TEXT:
--- start ---
Gold Coast:  Manoj Kumar, whose ancestry goes back to the third battle of Panipat, is a rare Indian boxer to have claimed two Commonwealth Games medals. Manoj signed off with a bronze medal at the ongoing edition in the welterweight 69kg division after losing to England’s Pat McCormack last night.

Manoj Kumar, born 10 December 1986, is an Indian boxer who won a gold medal in the light welterweight division at the 2010 Commonwealth Games. He hails from the village of Rajound in the Kaithal district of Haryana.

His is a rare feat which has also been achieved by a certain Vijender Singh but minus the gold medal.

The 31-year-old Manoj’s many medals are punctuated by a number of stories of disappointment as well but his thoughts have never veered towards giving up, much like the small army of Marathas that fought the Afghan invaders way back in 1761.

“A Maratha in Haryana, how does that even sound? I belong to the Ror community, descendants of the Maratha soldiers who fought Afghans during the battle of Panipat. Fighting spirit runs in my veins. Giving up is never ever an option for me,” said the two-time Asian Championships bronze-medallist.

The many battles of his life include fighting for a promotion with his employers the Railways Sports Promotion Board, something that was promised to him after the 2010 CWG gold but was never delivered.

Then there are the sponsors. Despite being one of India’s most consistent performers in the last decade, Manoj has never quite caught the eye of sponsors and he can’t understand why.
--- end ---
BRIEF 1: Extract every line of the records that contains the string 'ticks'.
The records that follow bear no relation to the text about the boxer Manoj Kumar.

EXERCISE MATERIALS:
--- start ---
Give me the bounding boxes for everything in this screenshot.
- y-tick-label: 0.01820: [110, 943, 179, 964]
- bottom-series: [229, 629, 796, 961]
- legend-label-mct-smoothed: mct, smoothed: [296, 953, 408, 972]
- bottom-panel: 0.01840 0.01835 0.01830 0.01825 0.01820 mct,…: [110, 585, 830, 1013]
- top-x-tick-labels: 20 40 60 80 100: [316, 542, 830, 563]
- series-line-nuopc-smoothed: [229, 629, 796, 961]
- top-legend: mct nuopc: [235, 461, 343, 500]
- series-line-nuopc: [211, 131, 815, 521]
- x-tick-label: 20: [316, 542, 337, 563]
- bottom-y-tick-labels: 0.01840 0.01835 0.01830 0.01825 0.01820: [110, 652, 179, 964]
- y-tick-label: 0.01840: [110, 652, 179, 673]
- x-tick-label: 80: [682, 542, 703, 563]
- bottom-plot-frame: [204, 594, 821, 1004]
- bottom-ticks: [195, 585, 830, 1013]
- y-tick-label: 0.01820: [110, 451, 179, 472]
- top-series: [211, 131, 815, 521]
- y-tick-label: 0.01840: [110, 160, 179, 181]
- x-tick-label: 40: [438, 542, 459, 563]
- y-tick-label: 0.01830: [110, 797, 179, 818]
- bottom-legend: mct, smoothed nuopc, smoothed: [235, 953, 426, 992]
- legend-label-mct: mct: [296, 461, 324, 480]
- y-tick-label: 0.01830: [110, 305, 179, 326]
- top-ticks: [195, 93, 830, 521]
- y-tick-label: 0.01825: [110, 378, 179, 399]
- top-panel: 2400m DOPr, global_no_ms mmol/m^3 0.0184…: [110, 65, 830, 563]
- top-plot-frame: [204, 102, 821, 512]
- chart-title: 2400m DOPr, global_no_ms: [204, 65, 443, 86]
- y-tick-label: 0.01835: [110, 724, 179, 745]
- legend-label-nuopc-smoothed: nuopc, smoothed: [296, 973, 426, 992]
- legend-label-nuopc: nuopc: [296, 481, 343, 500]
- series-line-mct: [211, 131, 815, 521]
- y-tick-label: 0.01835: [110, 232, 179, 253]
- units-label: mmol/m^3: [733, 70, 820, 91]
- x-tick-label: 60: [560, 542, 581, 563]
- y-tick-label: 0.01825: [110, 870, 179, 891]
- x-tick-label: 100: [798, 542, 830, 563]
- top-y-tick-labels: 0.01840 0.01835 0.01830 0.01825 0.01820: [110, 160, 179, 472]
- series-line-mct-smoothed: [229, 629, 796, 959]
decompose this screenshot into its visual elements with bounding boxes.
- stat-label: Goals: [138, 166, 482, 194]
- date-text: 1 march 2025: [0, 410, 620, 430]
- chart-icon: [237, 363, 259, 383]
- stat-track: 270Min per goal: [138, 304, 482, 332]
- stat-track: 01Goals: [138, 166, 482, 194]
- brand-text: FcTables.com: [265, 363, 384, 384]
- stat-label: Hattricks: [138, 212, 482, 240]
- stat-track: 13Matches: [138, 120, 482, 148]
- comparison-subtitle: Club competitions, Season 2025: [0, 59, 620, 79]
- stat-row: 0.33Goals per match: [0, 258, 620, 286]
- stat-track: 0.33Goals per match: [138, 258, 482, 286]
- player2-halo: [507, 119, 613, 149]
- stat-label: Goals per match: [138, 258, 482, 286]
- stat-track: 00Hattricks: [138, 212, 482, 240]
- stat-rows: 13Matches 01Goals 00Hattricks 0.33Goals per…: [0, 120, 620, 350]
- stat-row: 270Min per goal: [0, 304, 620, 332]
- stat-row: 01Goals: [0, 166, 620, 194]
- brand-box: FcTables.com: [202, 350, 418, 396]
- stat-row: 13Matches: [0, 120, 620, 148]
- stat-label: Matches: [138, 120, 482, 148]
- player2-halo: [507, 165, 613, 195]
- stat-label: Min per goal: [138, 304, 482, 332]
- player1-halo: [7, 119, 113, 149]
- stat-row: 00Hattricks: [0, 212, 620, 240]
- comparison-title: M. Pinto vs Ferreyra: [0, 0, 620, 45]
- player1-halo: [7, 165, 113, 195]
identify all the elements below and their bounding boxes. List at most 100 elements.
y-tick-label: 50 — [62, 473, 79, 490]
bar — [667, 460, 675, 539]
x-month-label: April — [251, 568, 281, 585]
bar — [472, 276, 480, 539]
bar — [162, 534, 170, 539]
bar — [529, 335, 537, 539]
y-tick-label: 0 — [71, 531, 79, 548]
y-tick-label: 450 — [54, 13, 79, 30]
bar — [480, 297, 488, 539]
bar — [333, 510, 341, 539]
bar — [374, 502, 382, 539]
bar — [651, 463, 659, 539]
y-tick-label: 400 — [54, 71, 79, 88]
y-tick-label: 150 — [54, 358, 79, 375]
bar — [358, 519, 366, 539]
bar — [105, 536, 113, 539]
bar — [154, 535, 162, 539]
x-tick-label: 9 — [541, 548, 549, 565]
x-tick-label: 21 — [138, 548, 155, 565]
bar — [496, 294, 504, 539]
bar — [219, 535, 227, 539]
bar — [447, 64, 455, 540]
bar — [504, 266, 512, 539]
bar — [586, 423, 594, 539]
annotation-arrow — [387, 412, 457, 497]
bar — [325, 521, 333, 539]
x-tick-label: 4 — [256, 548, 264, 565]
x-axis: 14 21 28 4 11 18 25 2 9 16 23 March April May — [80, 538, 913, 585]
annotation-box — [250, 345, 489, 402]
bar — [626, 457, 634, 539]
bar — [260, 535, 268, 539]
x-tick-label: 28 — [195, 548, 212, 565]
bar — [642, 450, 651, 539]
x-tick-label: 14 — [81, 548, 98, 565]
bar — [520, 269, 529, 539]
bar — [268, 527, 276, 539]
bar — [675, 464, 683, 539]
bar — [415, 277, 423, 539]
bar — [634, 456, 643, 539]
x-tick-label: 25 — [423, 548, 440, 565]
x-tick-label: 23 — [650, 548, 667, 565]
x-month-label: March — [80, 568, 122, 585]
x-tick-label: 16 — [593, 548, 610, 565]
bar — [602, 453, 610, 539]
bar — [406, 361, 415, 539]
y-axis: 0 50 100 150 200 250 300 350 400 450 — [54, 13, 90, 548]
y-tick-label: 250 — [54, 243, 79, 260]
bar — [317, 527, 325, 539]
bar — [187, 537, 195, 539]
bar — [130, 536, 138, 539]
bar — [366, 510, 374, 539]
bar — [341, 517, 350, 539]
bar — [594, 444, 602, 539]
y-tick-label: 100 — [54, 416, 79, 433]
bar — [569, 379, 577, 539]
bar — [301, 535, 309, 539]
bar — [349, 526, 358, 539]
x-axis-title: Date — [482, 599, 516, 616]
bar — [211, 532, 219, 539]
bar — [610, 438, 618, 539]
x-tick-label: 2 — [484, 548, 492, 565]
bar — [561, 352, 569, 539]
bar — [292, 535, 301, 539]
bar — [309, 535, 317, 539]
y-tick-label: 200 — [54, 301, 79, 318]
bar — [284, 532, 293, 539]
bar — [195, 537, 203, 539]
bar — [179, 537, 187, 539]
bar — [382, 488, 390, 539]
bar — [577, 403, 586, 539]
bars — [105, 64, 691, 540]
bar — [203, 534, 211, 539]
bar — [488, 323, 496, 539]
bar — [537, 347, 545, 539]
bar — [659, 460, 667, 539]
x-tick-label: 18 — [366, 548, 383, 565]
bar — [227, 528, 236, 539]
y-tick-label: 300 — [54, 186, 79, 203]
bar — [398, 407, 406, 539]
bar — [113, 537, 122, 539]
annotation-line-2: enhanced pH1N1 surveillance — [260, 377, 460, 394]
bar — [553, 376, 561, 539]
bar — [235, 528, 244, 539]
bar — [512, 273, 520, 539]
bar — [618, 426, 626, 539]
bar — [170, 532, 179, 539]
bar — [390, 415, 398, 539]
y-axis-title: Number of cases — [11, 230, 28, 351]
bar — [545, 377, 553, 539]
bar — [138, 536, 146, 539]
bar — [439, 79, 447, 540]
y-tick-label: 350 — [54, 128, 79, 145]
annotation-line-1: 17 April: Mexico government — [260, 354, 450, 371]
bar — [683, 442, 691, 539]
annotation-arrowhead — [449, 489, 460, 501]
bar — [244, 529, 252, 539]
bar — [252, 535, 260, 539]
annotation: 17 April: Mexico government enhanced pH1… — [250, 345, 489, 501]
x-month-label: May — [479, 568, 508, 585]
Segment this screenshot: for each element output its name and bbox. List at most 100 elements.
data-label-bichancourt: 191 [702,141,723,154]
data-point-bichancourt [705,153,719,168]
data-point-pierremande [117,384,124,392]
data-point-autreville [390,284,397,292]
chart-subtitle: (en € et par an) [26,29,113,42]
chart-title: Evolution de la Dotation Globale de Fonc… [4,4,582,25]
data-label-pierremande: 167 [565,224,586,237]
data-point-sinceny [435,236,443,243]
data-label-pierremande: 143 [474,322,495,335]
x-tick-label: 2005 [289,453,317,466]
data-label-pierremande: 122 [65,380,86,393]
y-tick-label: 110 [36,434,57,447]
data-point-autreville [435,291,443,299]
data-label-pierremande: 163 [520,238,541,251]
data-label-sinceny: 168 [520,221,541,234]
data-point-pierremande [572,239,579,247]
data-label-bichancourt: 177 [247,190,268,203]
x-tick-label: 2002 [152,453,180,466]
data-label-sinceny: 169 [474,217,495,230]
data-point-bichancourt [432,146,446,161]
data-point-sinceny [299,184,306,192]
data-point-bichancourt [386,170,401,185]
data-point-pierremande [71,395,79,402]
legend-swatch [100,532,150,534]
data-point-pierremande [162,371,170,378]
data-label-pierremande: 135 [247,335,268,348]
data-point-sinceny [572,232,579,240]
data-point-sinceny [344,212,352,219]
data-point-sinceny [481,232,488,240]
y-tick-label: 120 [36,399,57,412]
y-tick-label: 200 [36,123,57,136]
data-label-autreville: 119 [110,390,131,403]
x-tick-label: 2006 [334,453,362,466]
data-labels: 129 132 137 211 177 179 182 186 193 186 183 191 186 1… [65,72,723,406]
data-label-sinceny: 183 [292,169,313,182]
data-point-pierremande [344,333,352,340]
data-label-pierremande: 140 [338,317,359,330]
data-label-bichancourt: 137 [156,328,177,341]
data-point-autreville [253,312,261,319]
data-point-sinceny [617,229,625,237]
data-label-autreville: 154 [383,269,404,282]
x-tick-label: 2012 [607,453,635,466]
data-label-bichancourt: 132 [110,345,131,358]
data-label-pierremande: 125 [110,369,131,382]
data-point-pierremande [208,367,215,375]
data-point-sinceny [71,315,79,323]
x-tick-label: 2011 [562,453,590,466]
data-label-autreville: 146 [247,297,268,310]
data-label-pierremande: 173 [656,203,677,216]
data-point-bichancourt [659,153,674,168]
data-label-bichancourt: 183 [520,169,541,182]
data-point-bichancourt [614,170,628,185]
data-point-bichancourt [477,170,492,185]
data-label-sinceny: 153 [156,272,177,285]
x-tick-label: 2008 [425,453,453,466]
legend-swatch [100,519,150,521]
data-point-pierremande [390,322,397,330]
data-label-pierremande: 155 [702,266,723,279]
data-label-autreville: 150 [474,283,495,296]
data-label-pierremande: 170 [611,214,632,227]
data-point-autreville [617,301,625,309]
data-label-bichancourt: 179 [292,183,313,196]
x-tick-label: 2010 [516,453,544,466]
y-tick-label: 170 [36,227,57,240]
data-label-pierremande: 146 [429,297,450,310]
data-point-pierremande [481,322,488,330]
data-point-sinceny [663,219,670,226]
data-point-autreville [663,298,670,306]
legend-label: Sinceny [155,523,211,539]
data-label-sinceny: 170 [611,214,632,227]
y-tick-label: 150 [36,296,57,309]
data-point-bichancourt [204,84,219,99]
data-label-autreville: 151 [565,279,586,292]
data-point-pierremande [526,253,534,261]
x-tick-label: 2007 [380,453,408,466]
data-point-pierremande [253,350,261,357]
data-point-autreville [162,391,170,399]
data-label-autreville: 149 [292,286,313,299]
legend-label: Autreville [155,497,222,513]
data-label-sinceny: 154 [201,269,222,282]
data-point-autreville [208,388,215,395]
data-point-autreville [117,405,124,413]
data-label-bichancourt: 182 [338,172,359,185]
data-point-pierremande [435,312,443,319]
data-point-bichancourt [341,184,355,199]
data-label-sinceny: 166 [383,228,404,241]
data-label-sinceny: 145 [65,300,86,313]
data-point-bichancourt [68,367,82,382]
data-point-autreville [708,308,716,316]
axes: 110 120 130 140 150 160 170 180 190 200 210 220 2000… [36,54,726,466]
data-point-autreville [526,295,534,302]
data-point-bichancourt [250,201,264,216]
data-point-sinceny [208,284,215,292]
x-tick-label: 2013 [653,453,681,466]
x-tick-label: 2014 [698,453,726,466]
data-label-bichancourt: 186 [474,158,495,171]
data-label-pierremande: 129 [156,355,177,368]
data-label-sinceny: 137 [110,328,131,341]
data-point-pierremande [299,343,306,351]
--- end ---
BRIEF 2: Output the text about Manoj Kumar again in full, unchanged.

CORRECT OUTPUT 1:
- bottom-ticks: [195, 585, 830, 1013]
- top-ticks: [195, 93, 830, 521]

CORRECT OUTPUT 2:
Gold Coast:  Manoj Kumar, whose ancestry goes back to the third battle of Panipat, is a rare Indian boxer to have claimed two Commonwealth Games medals. Manoj signed off with a bronze medal at the ongoing edition in the welterweight 69kg division after losing to England’s Pat McCormack last night.

Manoj Kumar, born 10 December 1986, is an Indian boxer who won a gold medal in the light welterweight division at the 2010 Commonwealth Games. He hails from the village of Rajound in the Kaithal district of Haryana.

His is a rare feat which has also been achieved by a certain Vijender Singh but minus the gold medal.

The 31-year-old Manoj’s many medals are punctuated by a number of stories of disappointment as well but his thoughts have never veered towards giving up, much like the small army of Marathas that fought the Afghan invaders way back in 1761.

“A Maratha in Haryana, how does that even sound? I belong to the Ror community, descendants of the Maratha soldiers who fought Afghans during the battle of Panipat. Fighting spirit runs in my veins. Giving up is never ever an option for me,” said the two-time Asian Championships bronze-medallist.

The many battles of his life include fighting for a promotion with his employers the Railways Sports Promotion Board, something that was promised to him after the 2010 CWG gold but was never delivered.

Then there are the sponsors. Despite being one of India’s most consistent performers in the last decade, Manoj has never quite caught the eye of sponsors and he can’t understand why.